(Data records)
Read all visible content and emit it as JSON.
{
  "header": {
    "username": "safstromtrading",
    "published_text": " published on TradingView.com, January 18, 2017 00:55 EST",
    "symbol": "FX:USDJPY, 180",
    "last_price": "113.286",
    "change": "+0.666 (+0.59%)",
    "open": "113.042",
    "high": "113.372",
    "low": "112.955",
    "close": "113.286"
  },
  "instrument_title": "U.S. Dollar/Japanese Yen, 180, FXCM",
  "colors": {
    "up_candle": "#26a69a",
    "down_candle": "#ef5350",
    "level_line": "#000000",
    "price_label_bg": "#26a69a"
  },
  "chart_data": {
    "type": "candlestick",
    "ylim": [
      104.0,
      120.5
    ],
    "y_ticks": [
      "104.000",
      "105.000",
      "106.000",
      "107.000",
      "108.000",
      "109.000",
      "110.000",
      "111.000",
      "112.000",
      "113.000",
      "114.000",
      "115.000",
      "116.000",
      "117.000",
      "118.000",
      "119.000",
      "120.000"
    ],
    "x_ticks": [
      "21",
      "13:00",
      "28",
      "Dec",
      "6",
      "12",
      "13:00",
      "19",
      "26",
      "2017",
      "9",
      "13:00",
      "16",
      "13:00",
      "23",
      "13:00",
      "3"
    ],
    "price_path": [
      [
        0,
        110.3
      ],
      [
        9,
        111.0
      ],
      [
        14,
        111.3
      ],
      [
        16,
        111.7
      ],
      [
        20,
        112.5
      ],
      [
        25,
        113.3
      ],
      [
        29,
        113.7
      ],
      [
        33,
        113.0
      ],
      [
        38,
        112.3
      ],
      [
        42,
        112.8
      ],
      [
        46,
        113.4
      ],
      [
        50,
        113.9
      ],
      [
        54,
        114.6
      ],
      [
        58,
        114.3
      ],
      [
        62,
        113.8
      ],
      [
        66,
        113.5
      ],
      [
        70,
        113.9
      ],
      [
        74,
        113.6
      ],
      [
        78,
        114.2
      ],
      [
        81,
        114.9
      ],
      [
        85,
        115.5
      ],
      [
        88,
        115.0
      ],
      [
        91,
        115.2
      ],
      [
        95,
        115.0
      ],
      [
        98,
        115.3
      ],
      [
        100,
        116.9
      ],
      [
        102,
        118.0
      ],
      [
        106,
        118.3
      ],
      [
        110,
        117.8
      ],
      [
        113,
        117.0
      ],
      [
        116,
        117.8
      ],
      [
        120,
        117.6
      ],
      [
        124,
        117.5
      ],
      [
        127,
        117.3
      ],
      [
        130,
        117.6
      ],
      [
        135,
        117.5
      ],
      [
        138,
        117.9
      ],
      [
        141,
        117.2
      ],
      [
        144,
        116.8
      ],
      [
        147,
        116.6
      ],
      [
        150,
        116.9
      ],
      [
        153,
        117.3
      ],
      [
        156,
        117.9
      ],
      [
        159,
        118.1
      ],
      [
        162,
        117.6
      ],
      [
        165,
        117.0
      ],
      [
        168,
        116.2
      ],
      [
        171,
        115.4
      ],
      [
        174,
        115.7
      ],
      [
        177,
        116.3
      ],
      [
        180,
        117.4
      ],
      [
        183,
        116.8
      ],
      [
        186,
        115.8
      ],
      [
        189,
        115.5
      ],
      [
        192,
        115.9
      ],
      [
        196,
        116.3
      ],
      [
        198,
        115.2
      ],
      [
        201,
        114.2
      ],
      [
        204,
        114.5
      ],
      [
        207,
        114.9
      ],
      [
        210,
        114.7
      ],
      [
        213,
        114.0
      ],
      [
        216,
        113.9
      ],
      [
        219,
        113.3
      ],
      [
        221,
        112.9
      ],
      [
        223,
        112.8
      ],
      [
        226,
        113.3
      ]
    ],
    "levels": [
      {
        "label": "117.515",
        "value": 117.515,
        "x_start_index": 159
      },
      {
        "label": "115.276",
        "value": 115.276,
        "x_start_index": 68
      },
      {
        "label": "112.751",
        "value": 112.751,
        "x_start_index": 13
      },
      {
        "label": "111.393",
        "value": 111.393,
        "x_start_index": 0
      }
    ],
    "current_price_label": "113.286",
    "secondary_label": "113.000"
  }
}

_TASK BRIEF_:
Repeat the data exactly. Leave nothing out.

_WRITTEN RESPONSE_:
Read all visible content and emit it as JSON.
{
  "header": {
    "username": "safstromtrading",
    "published_text": " published on TradingView.com, January 18, 2017 00:55 EST",
    "symbol": "FX:USDJPY, 180",
    "last_price": "113.286",
    "change": "+0.666 (+0.59%)",
    "open": "113.042",
    "high": "113.372",
    "low": "112.955",
    "close": "113.286"
  },
  "instrument_title": "U.S. Dollar/Japanese Yen, 180, FXCM",
  "colors": {
    "up_candle": "#26a69a",
    "down_candle": "#ef5350",
    "level_line": "#000000",
    "price_label_bg": "#26a69a"
  },
  "chart_data": {
    "type": "candlestick",
    "ylim": [
      104.0,
      120.5
    ],
    "y_ticks": [
      "104.000",
      "105.000",
      "106.000",
      "107.000",
      "108.000",
      "109.000",
      "110.000",
      "111.000",
      "112.000",
      "113.000",
      "114.000",
      "115.000",
      "116.000",
      "117.000",
      "118.000",
      "119.000",
      "120.000"
    ],
    "x_ticks": [
      "21",
      "13:00",
      "28",
      "Dec",
      "6",
      "12",
      "13:00",
      "19",
      "26",
      "2017",
      "9",
      "13:00",
      "16",
      "13:00",
      "23",
      "13:00",
      "3"
    ],
    "price_path": [
      [
        0,
        110.3
      ],
      [
        9,
        111.0
      ],
      [
        14,
        111.3
      ],
      [
        16,
        111.7
      ],
      [
        20,
        112.5
      ],
      [
        25,
        113.3
      ],
      [
        29,
        113.7
      ],
      [
        33,
        113.0
      ],
      [
        38,
        112.3
      ],
      [
        42,
        112.8
      ],
      [
        46,
        113.4
      ],
      [
        50,
        113.9
      ],
      [
        54,
        114.6
      ],
      [
        58,
        114.3
      ],
      [
        62,
        113.8
      ],
      [
        66,
        113.5
      ],
      [
        70,
        113.9
      ],
      [
        74,
        113.6
      ],
      [
        78,
        114.2
      ],
      [
        81,
        114.9
      ],
      [
        85,
        115.5
      ],
      [
        88,
        115.0
      ],
      [
        91,
        115.2
      ],
      [
        95,
        115.0
      ],
      [
        98,
        115.3
      ],
      [
        100,
        116.9
      ],
      [
        102,
        118.0
      ],
      [
        106,
        118.3
      ],
      [
        110,
        117.8
      ],
      [
        113,
        117.0
      ],
      [
        116,
        117.8
      ],
      [
        120,
        117.6
      ],
      [
        124,
        117.5
      ],
      [
        127,
        117.3
      ],
      [
        130,
        117.6
      ],
      [
        135,
        117.5
      ],
      [
        138,
        117.9
      ],
      [
        141,
        117.2
      ],
      [
        144,
        116.8
      ],
      [
        147,
        116.6
      ],
      [
        150,
        116.9
      ],
      [
        153,
        117.3
      ],
      [
        156,
        117.9
      ],
      [
        159,
        118.1
      ],
      [
        162,
        117.6
      ],
      [
        165,
        117.0
      ],
      [
        168,
        116.2
      ],
      [
        171,
        115.4
      ],
      [
        174,
        115.7
      ],
      [
        177,
        116.3
      ],
      [
        180,
        117.4
      ],
      [
        183,
        116.8
      ],
      [
        186,
        115.8
      ],
      [
        189,
        115.5
      ],
      [
        192,
        115.9
      ],
      [
        196,
        116.3
      ],
      [
        198,
        115.2
      ],
      [
        201,
        114.2
      ],
      [
        204,
        114.5
      ],
      [
        207,
        114.9
      ],
      [
        210,
        114.7
      ],
      [
        213,
        114.0
      ],
      [
        216,
        113.9
      ],
      [
        219,
        113.3
      ],
      [
        221,
        112.9
      ],
      [
        223,
        112.8
      ],
      [
        226,
        113.3
      ]
    ],
    "levels": [
      {
        "label": "117.515",
        "value": 117.515,
        "x_start_index": 159
      },
      {
        "label": "115.276",
        "value": 115.276,
        "x_start_index": 68
      },
      {
        "label": "112.751",
        "value": 112.751,
        "x_start_index": 13
      },
      {
        "label": "111.393",
        "value": 111.393,
        "x_start_index": 0
      }
    ],
    "current_price_label": "113.286",
    "secondary_label": "113.000"
  }
}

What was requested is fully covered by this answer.